● **Exercise description**: Copy out the lines below word for word, starting at the first line and ending at the line containing "The second side 76 is at (975, 517).", both included.

● **Records shown**:
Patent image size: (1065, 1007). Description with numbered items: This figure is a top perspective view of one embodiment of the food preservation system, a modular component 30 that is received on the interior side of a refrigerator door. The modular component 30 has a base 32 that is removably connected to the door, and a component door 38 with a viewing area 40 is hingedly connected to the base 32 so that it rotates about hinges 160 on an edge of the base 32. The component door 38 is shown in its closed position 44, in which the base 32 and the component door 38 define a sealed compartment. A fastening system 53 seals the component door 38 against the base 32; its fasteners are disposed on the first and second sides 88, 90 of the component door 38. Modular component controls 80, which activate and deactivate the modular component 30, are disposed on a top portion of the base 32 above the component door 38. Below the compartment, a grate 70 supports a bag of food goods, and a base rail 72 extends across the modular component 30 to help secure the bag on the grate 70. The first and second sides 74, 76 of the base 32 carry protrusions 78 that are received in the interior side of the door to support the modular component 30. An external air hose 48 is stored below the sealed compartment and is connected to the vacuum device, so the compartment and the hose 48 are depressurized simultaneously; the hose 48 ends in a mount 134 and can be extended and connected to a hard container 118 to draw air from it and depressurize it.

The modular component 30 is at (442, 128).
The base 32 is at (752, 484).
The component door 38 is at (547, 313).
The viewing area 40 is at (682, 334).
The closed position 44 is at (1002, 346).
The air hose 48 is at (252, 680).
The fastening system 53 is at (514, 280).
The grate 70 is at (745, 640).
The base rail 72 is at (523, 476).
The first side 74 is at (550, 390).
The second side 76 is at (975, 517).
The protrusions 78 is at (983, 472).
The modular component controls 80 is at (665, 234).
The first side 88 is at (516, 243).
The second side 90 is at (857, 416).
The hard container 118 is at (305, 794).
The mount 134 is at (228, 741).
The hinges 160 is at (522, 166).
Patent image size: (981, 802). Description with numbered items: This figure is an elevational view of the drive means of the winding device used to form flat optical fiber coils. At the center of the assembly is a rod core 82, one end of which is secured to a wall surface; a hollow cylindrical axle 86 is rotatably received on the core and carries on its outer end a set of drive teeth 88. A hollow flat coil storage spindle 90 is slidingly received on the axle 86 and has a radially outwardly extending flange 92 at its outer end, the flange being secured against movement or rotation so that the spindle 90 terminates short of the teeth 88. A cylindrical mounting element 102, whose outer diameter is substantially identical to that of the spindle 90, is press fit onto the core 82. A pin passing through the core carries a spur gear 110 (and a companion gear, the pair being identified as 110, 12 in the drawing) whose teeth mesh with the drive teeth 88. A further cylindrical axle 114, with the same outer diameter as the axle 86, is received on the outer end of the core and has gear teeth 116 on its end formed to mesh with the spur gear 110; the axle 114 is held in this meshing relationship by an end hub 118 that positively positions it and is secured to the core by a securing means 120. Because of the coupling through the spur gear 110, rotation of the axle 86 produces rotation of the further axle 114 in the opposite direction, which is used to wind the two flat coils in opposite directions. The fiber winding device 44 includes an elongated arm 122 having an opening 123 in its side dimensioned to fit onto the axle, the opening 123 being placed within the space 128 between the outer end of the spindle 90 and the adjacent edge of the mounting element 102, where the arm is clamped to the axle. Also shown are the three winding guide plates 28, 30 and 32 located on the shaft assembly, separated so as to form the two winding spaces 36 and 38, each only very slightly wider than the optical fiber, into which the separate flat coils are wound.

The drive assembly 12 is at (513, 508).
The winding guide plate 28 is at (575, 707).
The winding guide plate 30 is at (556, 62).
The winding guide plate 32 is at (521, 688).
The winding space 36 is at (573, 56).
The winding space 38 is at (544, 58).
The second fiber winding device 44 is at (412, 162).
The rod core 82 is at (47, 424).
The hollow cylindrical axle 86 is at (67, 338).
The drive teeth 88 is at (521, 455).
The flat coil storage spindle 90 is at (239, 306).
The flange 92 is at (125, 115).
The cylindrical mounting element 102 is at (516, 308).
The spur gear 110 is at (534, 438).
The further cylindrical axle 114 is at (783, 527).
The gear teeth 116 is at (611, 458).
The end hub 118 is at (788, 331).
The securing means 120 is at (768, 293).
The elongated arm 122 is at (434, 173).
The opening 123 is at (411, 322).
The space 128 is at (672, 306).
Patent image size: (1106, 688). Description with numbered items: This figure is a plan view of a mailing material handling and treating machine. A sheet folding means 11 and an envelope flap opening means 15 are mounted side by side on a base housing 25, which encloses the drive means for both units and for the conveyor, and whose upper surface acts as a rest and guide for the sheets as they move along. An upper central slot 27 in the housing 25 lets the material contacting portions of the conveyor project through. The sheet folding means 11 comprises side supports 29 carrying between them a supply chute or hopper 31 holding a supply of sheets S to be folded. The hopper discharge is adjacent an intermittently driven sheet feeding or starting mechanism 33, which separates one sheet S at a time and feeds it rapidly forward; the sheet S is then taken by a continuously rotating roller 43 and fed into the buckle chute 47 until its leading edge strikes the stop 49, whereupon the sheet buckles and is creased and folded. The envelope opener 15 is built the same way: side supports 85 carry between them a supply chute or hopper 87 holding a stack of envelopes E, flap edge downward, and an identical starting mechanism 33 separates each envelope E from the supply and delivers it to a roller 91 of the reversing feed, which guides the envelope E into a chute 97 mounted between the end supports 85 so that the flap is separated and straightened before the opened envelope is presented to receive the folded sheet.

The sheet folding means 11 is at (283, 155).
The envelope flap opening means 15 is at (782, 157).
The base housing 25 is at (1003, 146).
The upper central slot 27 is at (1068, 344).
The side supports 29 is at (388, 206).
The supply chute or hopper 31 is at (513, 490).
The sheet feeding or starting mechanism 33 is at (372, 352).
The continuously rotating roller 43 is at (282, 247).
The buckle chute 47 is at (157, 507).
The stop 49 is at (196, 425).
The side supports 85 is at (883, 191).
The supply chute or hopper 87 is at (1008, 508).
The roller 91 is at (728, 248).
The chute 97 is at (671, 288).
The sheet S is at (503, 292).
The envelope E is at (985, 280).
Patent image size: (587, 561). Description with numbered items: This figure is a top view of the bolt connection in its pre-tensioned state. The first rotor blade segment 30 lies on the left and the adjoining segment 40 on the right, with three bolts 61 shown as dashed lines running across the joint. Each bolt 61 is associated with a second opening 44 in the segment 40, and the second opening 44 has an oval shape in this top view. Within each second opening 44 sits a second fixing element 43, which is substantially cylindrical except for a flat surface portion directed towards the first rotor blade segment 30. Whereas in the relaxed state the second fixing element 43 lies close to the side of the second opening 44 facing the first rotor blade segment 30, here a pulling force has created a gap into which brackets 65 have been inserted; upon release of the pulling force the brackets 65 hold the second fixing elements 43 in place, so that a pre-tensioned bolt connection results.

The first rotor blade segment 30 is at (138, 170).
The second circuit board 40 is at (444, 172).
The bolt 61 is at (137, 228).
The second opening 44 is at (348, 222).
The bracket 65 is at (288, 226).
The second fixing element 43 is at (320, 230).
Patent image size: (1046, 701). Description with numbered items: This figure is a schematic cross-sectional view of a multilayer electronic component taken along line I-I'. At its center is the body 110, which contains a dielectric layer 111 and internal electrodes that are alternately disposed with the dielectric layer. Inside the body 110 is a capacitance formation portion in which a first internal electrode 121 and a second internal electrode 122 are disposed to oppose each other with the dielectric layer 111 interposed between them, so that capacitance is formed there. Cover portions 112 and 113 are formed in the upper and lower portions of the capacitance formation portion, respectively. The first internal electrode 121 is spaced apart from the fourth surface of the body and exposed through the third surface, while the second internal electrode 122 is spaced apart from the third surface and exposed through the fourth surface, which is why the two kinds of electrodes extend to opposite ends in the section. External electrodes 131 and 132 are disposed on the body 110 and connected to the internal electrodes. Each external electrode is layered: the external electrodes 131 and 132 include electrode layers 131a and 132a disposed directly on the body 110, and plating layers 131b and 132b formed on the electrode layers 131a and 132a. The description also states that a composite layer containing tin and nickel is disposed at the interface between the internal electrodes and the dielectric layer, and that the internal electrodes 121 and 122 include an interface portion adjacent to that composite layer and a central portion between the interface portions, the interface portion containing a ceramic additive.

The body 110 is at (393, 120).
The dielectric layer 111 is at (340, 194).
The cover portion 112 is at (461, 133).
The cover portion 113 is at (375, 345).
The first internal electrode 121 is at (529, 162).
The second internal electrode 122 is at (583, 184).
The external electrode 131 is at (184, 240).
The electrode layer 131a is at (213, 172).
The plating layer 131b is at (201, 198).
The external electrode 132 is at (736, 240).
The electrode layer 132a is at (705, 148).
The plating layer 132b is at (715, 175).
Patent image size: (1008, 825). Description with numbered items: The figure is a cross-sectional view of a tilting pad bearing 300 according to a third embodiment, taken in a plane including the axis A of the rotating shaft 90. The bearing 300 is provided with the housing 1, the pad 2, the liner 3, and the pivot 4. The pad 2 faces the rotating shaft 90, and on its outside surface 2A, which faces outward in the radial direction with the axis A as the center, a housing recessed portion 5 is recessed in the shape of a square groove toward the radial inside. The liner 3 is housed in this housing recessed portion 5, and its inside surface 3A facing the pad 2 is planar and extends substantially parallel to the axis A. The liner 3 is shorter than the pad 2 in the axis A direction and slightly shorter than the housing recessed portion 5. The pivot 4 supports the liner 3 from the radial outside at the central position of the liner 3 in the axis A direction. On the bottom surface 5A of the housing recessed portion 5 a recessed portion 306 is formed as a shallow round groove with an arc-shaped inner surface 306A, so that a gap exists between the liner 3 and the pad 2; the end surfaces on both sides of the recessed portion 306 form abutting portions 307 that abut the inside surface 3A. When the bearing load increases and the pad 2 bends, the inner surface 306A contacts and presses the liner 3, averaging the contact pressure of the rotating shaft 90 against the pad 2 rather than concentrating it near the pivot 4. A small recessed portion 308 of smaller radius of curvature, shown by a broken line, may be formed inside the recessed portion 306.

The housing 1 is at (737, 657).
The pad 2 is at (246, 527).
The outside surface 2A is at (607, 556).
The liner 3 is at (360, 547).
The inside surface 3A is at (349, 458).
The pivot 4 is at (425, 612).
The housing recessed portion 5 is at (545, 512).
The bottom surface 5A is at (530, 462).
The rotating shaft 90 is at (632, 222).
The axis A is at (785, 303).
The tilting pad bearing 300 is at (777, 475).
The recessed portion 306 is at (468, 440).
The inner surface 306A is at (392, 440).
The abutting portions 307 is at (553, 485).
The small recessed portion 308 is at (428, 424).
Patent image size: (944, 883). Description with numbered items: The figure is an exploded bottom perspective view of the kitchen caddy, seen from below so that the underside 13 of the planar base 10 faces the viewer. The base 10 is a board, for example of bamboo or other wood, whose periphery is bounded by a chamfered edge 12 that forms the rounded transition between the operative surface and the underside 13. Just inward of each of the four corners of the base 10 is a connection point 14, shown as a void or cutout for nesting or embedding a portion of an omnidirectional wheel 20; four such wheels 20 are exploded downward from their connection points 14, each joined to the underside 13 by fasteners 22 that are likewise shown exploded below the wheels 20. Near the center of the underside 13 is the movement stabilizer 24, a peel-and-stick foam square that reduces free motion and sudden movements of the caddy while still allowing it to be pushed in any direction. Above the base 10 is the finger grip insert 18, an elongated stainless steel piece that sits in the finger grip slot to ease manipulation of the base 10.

● **Answer to the task**:
Patent image size: (1065, 1007). Description with numbered items: This figure is a top perspective view of one embodiment of the food preservation system, a modular component 30 that is received on the interior side of a refrigerator door. The modular component 30 has a base 32 that is removably connected to the door, and a component door 38 with a viewing area 40 is hingedly connected to the base 32 so that it rotates about hinges 160 on an edge of the base 32. The component door 38 is shown in its closed position 44, in which the base 32 and the component door 38 define a sealed compartment. A fastening system 53 seals the component door 38 against the base 32; its fasteners are disposed on the first and second sides 88, 90 of the component door 38. Modular component controls 80, which activate and deactivate the modular component 30, are disposed on a top portion of the base 32 above the component door 38. Below the compartment, a grate 70 supports a bag of food goods, and a base rail 72 extends across the modular component 30 to help secure the bag on the grate 70. The first and second sides 74, 76 of the base 32 carry protrusions 78 that are received in the interior side of the door to support the modular component 30. An external air hose 48 is stored below the sealed compartment and is connected to the vacuum device, so the compartment and the hose 48 are depressurized simultaneously; the hose 48 ends in a mount 134 and can be extended and connected to a hard container 118 to draw air from it and depressurize it.

The modular component 30 is at (442, 128).
The base 32 is at (752, 484).
The component door 38 is at (547, 313).
The viewing area 40 is at (682, 334).
The closed position 44 is at (1002, 346).
The air hose 48 is at (252, 680).
The fastening system 53 is at (514, 280).
The grate 70 is at (745, 640).
The base rail 72 is at (523, 476).
The first side 74 is at (550, 390).
The second side 76 is at (975, 517).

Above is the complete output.